Input>
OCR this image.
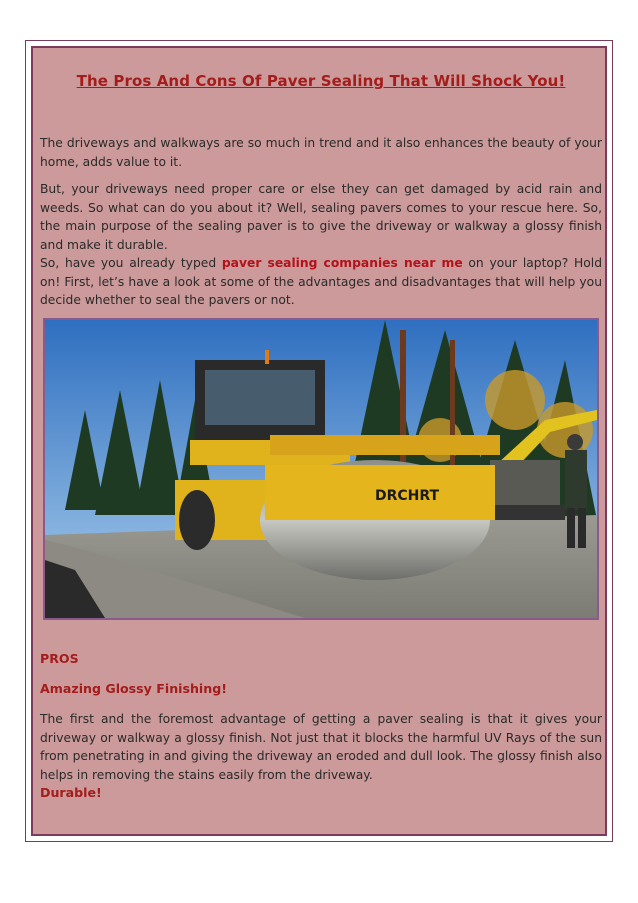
The Pros And Cons Of Paver Sealing That Will Shock You!
The driveways and walkways are so much in trend and it also enhances the beauty of your home, adds value to it.
But, your driveways need proper care or else they can get damaged by acid rain and weeds. So what can do you about it? Well, sealing pavers comes to your rescue here. So, the main purpose of the sealing paver is to give the driveway or walkway a glossy finish and make it durable.
So, have you already typed paver sealing companies near me on your laptop? Hold on! First, let’s have a look at some of the advantages and disadvantages that will help you decide whether to seal the pavers or not.
DRCHRT
PROS
Amazing Glossy Finishing!
The first and the foremost advantage of getting a paver sealing is that it gives your driveway or walkway a glossy finish. Not just that it blocks the harmful UV Rays of the sun from penetrating in and giving the driveway an eroded and dull look. The glossy finish also helps in removing the stains easily from the driveway.
Durable!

Description of the task> Retype everything in the material word for word, minus pictures.

Expected output>
OCR this image.
The Pros And Cons Of Paver Sealing That Will Shock You!
The driveways and walkways are so much in trend and it also enhances the beauty of your home, adds value to it.
But, your driveways need proper care or else they can get damaged by acid rain and weeds. So what can do you about it? Well, sealing pavers comes to your rescue here. So, the main purpose of the sealing paver is to give the driveway or walkway a glossy finish and make it durable.
So, have you already typed paver sealing companies near me on your laptop? Hold on! First, let’s have a look at some of the advantages and disadvantages that will help you decide whether to seal the pavers or not.
DRCHRT
PROS
Amazing Glossy Finishing!
The first and the foremost advantage of getting a paver sealing is that it gives your driveway or walkway a glossy finish. Not just that it blocks the harmful UV Rays of the sun from penetrating in and giving the driveway an eroded and dull look. The glossy finish also helps in removing the stains easily from the driveway.
Durable!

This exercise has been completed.